Set task
Pick out every line of the entries below where "saab" occurs, and copy those lines.

%%

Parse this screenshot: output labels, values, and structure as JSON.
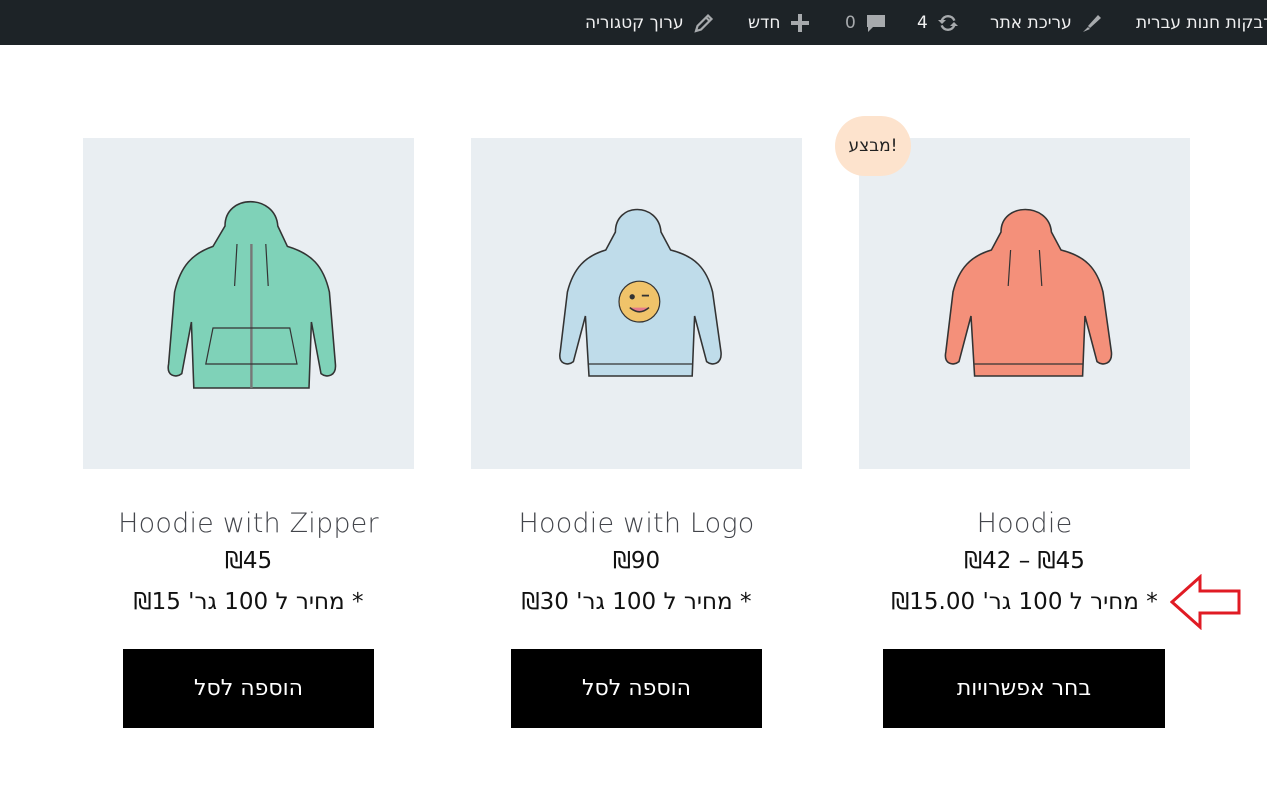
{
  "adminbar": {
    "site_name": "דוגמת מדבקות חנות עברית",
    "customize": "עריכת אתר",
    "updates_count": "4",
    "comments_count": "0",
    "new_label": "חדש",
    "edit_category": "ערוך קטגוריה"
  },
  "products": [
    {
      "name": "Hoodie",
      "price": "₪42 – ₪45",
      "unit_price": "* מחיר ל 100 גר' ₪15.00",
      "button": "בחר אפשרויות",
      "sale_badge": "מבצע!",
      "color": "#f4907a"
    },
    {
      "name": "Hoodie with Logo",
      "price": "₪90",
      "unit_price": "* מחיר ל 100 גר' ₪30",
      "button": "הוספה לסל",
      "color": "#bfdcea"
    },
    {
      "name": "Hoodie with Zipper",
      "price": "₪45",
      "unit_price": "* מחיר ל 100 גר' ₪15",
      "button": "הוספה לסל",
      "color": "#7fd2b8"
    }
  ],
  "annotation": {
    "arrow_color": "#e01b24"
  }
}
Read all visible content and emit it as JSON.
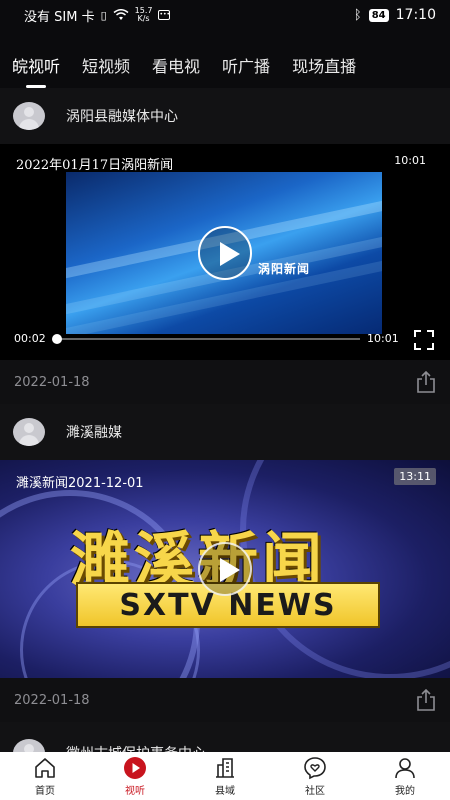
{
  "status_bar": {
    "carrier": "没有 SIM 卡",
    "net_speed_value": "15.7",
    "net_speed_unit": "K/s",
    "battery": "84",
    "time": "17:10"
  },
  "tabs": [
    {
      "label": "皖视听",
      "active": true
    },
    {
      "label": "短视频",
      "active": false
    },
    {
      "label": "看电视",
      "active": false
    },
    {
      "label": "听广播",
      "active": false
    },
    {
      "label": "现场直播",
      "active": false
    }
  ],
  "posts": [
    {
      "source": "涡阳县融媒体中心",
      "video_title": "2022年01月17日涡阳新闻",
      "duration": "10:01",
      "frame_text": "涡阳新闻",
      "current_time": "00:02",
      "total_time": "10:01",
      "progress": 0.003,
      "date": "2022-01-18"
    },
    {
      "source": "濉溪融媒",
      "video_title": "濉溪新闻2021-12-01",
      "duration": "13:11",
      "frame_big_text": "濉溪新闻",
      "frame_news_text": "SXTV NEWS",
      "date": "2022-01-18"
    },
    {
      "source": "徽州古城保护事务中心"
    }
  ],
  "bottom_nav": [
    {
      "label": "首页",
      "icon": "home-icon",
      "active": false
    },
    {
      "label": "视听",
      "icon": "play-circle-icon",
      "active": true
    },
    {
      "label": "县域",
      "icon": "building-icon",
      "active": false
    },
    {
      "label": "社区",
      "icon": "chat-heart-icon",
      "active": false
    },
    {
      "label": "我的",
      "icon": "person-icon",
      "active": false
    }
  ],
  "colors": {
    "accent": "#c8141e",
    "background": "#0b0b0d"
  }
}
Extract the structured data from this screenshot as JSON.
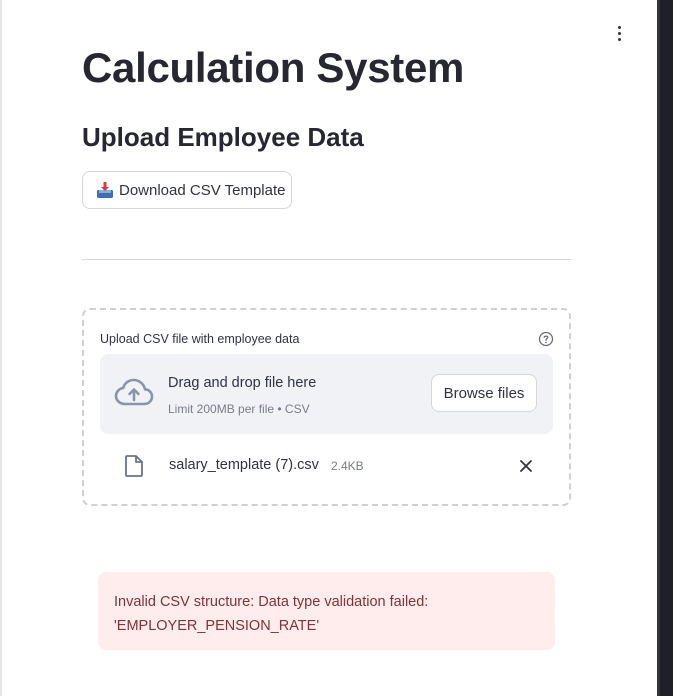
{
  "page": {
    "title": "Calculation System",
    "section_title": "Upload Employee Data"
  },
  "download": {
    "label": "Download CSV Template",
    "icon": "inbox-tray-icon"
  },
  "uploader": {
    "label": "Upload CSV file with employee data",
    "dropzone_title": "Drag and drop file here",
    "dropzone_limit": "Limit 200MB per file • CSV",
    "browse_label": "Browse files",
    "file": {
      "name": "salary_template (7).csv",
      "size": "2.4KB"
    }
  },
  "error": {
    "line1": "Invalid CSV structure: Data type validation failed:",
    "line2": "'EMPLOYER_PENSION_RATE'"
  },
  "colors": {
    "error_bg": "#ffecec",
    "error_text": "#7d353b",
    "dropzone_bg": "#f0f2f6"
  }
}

%%
%%

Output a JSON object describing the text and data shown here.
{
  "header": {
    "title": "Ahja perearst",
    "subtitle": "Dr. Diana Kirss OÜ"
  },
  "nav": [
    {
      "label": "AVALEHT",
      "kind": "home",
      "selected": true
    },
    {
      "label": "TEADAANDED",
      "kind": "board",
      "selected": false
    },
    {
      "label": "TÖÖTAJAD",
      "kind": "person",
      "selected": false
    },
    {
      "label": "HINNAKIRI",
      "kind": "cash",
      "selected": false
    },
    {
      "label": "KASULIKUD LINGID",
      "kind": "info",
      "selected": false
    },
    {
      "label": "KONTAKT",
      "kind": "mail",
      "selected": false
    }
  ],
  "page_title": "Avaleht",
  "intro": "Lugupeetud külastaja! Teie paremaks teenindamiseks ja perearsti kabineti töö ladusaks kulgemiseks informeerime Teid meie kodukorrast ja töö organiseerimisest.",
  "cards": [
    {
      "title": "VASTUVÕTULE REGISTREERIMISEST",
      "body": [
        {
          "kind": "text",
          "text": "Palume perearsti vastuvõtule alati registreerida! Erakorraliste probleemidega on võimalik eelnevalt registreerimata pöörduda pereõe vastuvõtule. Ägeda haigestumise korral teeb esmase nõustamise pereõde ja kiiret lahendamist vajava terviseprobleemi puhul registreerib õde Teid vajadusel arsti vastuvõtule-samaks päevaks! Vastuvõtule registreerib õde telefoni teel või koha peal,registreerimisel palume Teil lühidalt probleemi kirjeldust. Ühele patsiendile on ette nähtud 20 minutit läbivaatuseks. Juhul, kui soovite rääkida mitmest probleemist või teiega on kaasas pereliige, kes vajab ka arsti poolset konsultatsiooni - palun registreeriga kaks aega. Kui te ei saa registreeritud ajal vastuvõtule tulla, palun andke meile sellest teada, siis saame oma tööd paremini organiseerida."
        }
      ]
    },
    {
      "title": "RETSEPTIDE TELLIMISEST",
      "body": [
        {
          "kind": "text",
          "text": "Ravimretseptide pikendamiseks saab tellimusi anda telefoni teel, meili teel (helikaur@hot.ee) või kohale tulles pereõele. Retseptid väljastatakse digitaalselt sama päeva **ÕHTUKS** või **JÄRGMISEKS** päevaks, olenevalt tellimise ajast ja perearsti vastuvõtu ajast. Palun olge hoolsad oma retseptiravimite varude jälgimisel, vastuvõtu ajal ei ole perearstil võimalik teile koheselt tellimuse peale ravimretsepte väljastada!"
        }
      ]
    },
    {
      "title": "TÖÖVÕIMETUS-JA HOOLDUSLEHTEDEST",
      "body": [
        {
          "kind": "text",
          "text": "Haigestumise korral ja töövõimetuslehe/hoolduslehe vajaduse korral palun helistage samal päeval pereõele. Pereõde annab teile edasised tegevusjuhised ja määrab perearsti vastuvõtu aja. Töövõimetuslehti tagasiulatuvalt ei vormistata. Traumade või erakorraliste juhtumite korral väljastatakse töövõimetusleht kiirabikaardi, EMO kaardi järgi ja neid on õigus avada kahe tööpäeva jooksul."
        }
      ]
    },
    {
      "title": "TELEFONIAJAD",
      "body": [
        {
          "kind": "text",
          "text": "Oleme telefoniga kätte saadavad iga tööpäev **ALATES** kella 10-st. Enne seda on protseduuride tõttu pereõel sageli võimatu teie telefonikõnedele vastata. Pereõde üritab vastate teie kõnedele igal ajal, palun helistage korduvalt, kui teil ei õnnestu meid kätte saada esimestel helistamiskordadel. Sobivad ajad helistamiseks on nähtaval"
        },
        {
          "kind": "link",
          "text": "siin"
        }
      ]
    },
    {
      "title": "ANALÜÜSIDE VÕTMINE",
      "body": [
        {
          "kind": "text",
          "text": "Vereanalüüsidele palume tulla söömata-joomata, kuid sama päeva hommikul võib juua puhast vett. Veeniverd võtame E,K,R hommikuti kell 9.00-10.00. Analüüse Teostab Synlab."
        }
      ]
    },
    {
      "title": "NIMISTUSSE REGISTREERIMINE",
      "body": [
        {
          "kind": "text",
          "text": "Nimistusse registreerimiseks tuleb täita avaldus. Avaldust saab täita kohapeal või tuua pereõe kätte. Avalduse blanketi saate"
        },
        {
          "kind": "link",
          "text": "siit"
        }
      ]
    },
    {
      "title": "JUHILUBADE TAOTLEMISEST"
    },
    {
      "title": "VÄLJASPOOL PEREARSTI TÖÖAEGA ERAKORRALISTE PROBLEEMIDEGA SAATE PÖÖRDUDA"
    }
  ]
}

%%

Result for this exercise
          "text": "Ravimretseptide pikendamiseks saab tellimusi anda telefoni teel, meili teel (helikaur@hot.ee) või kohale tulles pereõele. Retseptid väljastatakse digitaalselt sama päeva **ÕHTUKS** või **JÄRGMISEKS** päevaks, olenevalt tellimise ajast ja perearsti vastuvõtu ajast. Palun olge hoolsad oma retseptiravimite varude jälgimisel, vastuvõtu ajal ei ole perearstil võimalik teile koheselt tellimuse peale ravimretsepte väljastada!"
          "text": "Nimistusse registreerimiseks tuleb täita avaldus. Avaldust saab täita kohapeal või tuua pereõe kätte. Avalduse blanketi saate"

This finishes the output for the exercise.